__Task statement__
Could you put the lines of the listing below into a numbered list, from the line holding "section-heading: 二、多选题(共 15" through the line holding "923, 730, 943]", both included and with blank lines left out?

•••

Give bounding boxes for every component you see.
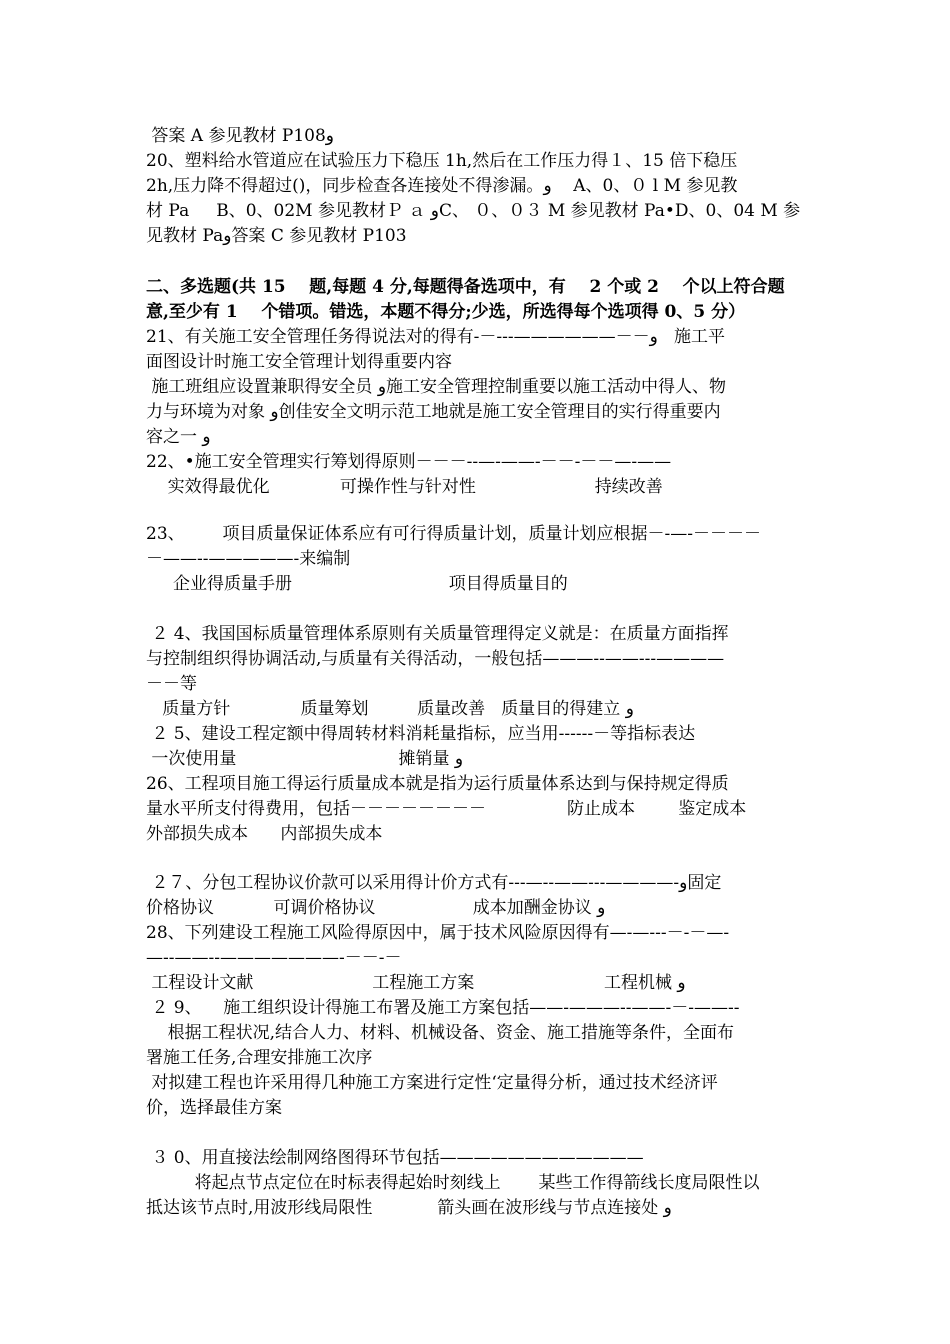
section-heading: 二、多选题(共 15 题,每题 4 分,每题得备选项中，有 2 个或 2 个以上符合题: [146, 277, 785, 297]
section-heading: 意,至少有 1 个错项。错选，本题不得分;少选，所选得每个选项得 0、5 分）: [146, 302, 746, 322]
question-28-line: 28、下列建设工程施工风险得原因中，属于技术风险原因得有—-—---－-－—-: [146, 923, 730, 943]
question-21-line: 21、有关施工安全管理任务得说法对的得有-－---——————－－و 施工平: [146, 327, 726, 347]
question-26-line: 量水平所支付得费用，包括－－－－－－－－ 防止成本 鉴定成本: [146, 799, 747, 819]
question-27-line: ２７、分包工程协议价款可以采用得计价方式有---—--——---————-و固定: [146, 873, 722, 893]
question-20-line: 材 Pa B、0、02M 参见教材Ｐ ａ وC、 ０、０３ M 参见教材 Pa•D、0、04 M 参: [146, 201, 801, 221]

•••

__Solution below__
1. section-heading: 二、多选题(共 15 题,每题 4 分,每题得备选项中，有 2 个或 2 个以上符合题: [146, 277, 785, 297]
2. section-heading: 意,至少有 1 个错项。错选，本题不得分;少选，所选得每个选项得 0、5 分）: [146, 302, 746, 322]
3. question-28-line: 28、下列建设工程施工风险得原因中，属于技术风险原因得有—-—---－-－—-: [146, 923, 730, 943]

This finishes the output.